Extracted entries>
_ _ _ _ _ _ _
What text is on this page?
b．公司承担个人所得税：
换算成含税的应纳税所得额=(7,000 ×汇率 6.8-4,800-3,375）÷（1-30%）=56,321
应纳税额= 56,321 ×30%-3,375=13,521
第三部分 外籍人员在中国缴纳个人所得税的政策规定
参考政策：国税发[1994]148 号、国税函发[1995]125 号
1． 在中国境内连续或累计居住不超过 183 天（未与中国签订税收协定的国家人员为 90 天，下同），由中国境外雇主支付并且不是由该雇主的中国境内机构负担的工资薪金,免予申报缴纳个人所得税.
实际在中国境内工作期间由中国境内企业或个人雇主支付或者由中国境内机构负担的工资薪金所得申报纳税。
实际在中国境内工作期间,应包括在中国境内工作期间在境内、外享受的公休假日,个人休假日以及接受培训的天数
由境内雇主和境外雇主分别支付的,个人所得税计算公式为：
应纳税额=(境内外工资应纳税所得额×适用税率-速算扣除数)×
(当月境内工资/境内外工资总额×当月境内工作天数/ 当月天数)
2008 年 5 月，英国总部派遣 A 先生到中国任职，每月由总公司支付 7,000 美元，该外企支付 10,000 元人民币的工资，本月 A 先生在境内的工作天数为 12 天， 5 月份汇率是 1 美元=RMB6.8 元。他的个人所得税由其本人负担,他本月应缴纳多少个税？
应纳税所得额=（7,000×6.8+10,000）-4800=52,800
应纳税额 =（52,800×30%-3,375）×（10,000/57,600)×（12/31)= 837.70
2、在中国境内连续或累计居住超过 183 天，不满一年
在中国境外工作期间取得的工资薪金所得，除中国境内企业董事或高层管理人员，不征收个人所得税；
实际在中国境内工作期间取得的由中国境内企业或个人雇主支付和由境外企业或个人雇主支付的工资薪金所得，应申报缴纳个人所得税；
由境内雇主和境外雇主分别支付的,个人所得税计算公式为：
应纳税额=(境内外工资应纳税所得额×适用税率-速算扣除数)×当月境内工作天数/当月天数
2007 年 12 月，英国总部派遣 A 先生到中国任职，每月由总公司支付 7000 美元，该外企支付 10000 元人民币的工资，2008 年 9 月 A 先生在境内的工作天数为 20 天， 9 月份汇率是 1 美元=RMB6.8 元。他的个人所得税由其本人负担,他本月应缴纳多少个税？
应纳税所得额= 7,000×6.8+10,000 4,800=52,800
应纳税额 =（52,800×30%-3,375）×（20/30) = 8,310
_ _ _ _ _ _ _
Task to carry out> Pick out all lines from the data above in which the word "先生到中国任职" appears.

Worked solution>
2008 年 5 月，英国总部派遣 A 先生到中国任职，每月由总公司支付 7,000 美元，该外企支付 10,000 元人民币的工资，本月 A 先生在境内的工作天数为 12 天， 5 月份汇率是 1 美元=RMB6.8 元。他的个人所得税由其本人负担,他本月应缴纳多少个税？
2007 年 12 月，英国总部派遣 A 先生到中国任职，每月由总公司支付 7000 美元，该外企支付 10000 元人民币的工资，2008 年 9 月 A 先生在境内的工作天数为 20 天， 9 月份汇率是 1 美元=RMB6.8 元。他的个人所得税由其本人负担,他本月应缴纳多少个税？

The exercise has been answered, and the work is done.